CHALLENGE> Gather, from the data below, each line in which the word "القزويني" occurs.

— begin DATA LINES —

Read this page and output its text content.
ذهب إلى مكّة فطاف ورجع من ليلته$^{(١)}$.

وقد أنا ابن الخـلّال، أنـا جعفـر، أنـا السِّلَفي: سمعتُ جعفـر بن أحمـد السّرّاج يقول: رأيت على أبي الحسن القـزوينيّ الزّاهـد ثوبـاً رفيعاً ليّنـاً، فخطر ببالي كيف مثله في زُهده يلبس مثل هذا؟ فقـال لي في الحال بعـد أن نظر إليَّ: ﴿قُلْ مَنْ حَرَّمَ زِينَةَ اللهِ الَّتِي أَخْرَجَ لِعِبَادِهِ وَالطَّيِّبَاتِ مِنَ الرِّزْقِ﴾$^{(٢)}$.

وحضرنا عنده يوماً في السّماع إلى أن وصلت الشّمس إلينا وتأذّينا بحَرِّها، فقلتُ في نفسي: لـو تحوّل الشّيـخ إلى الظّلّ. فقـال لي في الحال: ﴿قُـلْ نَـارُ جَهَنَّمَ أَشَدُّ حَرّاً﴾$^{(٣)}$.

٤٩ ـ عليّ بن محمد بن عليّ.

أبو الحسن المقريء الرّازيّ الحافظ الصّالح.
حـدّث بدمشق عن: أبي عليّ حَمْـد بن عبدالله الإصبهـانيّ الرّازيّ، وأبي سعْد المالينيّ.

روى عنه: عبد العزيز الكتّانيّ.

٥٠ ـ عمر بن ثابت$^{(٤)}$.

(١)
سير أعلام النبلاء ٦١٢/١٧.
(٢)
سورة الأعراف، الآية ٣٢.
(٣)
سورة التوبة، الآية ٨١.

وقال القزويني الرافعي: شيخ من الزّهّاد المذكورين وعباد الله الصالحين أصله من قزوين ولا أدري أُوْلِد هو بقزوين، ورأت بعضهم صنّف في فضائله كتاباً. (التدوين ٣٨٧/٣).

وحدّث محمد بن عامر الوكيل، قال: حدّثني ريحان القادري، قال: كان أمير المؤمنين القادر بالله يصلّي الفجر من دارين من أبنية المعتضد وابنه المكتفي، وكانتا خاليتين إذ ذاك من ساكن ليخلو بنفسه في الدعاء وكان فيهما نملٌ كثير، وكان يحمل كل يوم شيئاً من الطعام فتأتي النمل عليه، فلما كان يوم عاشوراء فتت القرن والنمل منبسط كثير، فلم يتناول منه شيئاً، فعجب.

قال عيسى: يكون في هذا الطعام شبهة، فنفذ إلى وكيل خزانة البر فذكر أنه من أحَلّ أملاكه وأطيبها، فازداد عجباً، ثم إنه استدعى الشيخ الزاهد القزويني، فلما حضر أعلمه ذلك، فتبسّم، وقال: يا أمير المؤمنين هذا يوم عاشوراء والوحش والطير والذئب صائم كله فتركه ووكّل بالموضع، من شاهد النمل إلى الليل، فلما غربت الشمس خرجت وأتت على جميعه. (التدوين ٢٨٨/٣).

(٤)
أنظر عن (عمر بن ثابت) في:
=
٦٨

— end DATA LINES —

SOLUTION BELOW>
وقال القزويني الرافعي: شيخ من الزّهّاد المذكورين وعباد الله الصالحين أصله من قزوين ولا أدري أُوْلِد هو بقزوين، ورأت بعضهم صنّف في فضائله كتاباً. (التدوين ٣٨٧/٣).
قال عيسى: يكون في هذا الطعام شبهة، فنفذ إلى وكيل خزانة البر فذكر أنه من أحَلّ أملاكه وأطيبها، فازداد عجباً، ثم إنه استدعى الشيخ الزاهد القزويني، فلما حضر أعلمه ذلك، فتبسّم، وقال: يا أمير المؤمنين هذا يوم عاشوراء والوحش والطير والذئب صائم كله فتركه ووكّل بالموضع، من شاهد النمل إلى الليل، فلما غربت الشمس خرجت وأتت على جميعه. (التدوين ٢٨٨/٣).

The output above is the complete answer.